# START OF Exercise inputs
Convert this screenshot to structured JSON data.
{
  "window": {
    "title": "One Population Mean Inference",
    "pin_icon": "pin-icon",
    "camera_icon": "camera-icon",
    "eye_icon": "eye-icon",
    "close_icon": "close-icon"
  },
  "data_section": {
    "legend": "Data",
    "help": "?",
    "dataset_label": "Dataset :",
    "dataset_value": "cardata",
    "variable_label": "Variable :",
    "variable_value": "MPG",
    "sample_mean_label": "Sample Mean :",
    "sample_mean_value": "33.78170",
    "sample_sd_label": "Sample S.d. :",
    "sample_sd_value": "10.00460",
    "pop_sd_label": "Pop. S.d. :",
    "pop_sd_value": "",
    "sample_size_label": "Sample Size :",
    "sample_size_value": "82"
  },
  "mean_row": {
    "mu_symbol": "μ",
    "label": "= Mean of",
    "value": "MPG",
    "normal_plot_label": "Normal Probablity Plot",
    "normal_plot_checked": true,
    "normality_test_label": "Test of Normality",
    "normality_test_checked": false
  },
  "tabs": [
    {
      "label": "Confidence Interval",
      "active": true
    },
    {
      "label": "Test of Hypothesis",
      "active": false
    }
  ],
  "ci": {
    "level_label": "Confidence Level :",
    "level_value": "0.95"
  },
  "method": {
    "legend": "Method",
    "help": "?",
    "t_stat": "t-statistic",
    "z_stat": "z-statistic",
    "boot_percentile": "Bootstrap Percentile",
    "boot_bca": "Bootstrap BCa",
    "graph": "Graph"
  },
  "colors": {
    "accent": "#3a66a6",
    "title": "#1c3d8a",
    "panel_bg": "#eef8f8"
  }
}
# END OF Exercise inputs
- [Goal of the exercise]
Repeat the lines above exactly.

- [Exercise answer]
Convert this screenshot to structured JSON data.
{
  "window": {
    "title": "One Population Mean Inference",
    "pin_icon": "pin-icon",
    "camera_icon": "camera-icon",
    "eye_icon": "eye-icon",
    "close_icon": "close-icon"
  },
  "data_section": {
    "legend": "Data",
    "help": "?",
    "dataset_label": "Dataset :",
    "dataset_value": "cardata",
    "variable_label": "Variable :",
    "variable_value": "MPG",
    "sample_mean_label": "Sample Mean :",
    "sample_mean_value": "33.78170",
    "sample_sd_label": "Sample S.d. :",
    "sample_sd_value": "10.00460",
    "pop_sd_label": "Pop. S.d. :",
    "pop_sd_value": "",
    "sample_size_label": "Sample Size :",
    "sample_size_value": "82"
  },
  "mean_row": {
    "mu_symbol": "μ",
    "label": "= Mean of",
    "value": "MPG",
    "normal_plot_label": "Normal Probablity Plot",
    "normal_plot_checked": true,
    "normality_test_label": "Test of Normality",
    "normality_test_checked": false
  },
  "tabs": [
    {
      "label": "Confidence Interval",
      "active": true
    },
    {
      "label": "Test of Hypothesis",
      "active": false
    }
  ],
  "ci": {
    "level_label": "Confidence Level :",
    "level_value": "0.95"
  },
  "method": {
    "legend": "Method",
    "help": "?",
    "t_stat": "t-statistic",
    "z_stat": "z-statistic",
    "boot_percentile": "Bootstrap Percentile",
    "boot_bca": "Bootstrap BCa",
    "graph": "Graph"
  },
  "colors": {
    "accent": "#3a66a6",
    "title": "#1c3d8a",
    "panel_bg": "#eef8f8"
  }
}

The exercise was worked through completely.